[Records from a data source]
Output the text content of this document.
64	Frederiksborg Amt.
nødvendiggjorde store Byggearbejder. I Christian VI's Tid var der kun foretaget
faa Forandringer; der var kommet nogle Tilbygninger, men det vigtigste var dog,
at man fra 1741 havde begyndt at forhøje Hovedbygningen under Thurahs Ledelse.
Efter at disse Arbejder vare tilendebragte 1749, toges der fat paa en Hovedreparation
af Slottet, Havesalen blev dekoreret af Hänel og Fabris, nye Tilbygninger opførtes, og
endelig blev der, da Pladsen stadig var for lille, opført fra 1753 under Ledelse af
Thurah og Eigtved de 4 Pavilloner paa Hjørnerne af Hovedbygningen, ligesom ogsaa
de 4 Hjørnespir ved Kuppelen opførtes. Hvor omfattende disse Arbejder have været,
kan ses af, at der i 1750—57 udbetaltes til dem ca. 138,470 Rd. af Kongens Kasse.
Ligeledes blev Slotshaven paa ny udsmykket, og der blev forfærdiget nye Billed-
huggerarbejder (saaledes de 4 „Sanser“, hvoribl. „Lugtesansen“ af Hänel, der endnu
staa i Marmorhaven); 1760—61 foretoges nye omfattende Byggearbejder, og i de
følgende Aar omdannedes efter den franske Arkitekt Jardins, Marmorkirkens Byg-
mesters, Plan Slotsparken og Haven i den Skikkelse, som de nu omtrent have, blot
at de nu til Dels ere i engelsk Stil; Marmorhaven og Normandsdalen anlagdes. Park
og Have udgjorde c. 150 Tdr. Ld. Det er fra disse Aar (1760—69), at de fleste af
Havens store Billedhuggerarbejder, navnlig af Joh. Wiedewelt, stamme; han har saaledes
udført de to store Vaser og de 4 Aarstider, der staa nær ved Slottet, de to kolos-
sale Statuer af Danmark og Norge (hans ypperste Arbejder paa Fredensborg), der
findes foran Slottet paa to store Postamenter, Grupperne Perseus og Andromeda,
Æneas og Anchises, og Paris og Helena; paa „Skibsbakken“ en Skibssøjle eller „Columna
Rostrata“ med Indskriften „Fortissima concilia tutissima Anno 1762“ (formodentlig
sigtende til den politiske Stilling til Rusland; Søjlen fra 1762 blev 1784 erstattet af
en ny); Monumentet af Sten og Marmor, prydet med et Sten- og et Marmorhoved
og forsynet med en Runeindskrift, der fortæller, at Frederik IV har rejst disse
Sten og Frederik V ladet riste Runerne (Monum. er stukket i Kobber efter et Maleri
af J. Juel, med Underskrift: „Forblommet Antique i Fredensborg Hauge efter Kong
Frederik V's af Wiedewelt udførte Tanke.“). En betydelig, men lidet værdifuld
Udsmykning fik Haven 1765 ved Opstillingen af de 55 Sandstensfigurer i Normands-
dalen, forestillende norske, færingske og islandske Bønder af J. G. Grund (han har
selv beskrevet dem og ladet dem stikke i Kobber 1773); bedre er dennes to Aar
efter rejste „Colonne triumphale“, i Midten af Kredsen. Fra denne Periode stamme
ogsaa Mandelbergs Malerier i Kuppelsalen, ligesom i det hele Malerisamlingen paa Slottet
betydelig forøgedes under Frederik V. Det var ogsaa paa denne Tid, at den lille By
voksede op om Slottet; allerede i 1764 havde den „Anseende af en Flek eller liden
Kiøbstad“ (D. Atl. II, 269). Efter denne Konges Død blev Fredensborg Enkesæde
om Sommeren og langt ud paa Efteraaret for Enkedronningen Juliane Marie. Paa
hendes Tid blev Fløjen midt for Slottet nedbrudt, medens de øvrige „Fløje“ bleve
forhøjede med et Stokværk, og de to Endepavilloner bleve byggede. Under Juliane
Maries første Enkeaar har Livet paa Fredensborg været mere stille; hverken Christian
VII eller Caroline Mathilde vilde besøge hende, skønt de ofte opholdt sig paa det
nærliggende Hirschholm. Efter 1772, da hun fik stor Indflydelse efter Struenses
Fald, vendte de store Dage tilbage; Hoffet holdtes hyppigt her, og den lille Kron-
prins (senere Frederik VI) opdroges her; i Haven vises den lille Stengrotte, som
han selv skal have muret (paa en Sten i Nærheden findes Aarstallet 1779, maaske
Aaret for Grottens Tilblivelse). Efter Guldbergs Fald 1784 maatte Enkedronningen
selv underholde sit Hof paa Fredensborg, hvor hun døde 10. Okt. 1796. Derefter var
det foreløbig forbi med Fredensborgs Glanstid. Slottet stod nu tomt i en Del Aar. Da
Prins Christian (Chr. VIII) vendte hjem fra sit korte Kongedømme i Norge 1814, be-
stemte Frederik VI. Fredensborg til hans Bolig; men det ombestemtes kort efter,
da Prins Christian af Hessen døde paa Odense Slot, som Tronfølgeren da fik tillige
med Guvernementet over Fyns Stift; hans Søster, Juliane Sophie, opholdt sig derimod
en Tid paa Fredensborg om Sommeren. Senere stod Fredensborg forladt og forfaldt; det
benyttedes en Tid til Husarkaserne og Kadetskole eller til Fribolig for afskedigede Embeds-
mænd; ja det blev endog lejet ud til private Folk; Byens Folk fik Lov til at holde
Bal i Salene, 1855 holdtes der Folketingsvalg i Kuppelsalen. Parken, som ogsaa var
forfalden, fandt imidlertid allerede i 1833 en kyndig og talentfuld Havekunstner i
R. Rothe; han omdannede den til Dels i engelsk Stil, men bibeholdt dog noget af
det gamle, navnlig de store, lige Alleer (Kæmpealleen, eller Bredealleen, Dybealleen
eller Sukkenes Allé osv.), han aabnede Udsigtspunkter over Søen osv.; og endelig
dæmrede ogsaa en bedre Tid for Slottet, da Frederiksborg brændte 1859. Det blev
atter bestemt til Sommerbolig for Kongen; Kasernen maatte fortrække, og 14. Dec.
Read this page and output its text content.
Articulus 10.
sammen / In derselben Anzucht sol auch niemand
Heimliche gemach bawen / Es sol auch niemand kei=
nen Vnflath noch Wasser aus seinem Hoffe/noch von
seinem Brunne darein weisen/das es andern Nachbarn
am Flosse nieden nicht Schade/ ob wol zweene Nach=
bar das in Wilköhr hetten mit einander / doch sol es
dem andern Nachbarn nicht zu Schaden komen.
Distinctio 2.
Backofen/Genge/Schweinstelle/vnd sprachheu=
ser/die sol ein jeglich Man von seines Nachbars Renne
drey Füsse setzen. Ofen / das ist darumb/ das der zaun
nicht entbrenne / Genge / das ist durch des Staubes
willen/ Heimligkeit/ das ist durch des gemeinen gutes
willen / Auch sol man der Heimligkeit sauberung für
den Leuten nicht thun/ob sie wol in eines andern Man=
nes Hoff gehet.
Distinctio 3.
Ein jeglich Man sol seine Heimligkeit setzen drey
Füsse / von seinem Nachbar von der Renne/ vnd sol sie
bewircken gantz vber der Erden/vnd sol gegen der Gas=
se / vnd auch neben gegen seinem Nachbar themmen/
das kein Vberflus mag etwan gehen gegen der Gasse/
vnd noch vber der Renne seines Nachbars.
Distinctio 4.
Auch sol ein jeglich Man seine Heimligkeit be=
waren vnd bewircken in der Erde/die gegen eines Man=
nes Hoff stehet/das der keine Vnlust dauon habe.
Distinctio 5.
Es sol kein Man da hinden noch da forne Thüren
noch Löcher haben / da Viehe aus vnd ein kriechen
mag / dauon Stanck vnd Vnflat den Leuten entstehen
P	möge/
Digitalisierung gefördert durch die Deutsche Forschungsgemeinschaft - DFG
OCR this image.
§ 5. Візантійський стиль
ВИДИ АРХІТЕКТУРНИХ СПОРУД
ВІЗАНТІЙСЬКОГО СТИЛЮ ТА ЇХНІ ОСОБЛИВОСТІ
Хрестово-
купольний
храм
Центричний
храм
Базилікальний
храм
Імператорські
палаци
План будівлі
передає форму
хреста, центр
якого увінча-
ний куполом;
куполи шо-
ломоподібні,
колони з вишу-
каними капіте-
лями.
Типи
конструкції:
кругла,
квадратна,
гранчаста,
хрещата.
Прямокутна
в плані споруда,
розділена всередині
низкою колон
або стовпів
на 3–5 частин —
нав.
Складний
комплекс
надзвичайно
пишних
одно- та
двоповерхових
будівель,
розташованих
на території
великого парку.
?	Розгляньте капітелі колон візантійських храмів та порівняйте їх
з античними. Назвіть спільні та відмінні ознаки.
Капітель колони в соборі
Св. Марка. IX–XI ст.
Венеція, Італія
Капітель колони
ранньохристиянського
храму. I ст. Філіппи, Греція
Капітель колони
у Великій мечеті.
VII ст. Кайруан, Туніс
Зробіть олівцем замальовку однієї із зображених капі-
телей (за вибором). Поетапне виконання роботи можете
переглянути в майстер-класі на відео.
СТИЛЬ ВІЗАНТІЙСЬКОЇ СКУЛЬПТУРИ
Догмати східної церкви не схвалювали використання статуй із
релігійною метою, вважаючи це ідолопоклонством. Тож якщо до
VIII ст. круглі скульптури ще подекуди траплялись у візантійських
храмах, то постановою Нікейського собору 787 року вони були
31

EXERCISE AIM –
Write out the lines above from the one containing "OCR this image." through the last, exactly as they are.

OUTPUT –
OCR this image.
§ 5. Візантійський стиль
ВИДИ АРХІТЕКТУРНИХ СПОРУД
ВІЗАНТІЙСЬКОГО СТИЛЮ ТА ЇХНІ ОСОБЛИВОСТІ
Хрестово-
купольний
храм
Центричний
храм
Базилікальний
храм
Імператорські
палаци
План будівлі
передає форму
хреста, центр
якого увінча-
ний куполом;
куполи шо-
ломоподібні,
колони з вишу-
каними капіте-
лями.
Типи
конструкції:
кругла,
квадратна,
гранчаста,
хрещата.
Прямокутна
в плані споруда,
розділена всередині
низкою колон
або стовпів
на 3–5 частин —
нав.
Складний
комплекс
надзвичайно
пишних
одно- та
двоповерхових
будівель,
розташованих
на території
великого парку.
?	Розгляньте капітелі колон візантійських храмів та порівняйте їх
з античними. Назвіть спільні та відмінні ознаки.
Капітель колони в соборі
Св. Марка. IX–XI ст.
Венеція, Італія
Капітель колони
ранньохристиянського
храму. I ст. Філіппи, Греція
Капітель колони
у Великій мечеті.
VII ст. Кайруан, Туніс
Зробіть олівцем замальовку однієї із зображених капі-
телей (за вибором). Поетапне виконання роботи можете
переглянути в майстер-класі на відео.
СТИЛЬ ВІЗАНТІЙСЬКОЇ СКУЛЬПТУРИ
Догмати східної церкви не схвалювали використання статуй із
релігійною метою, вважаючи це ідолопоклонством. Тож якщо до
VIII ст. круглі скульптури ще подекуди траплялись у візантійських
храмах, то постановою Нікейського собору 787 року вони були
31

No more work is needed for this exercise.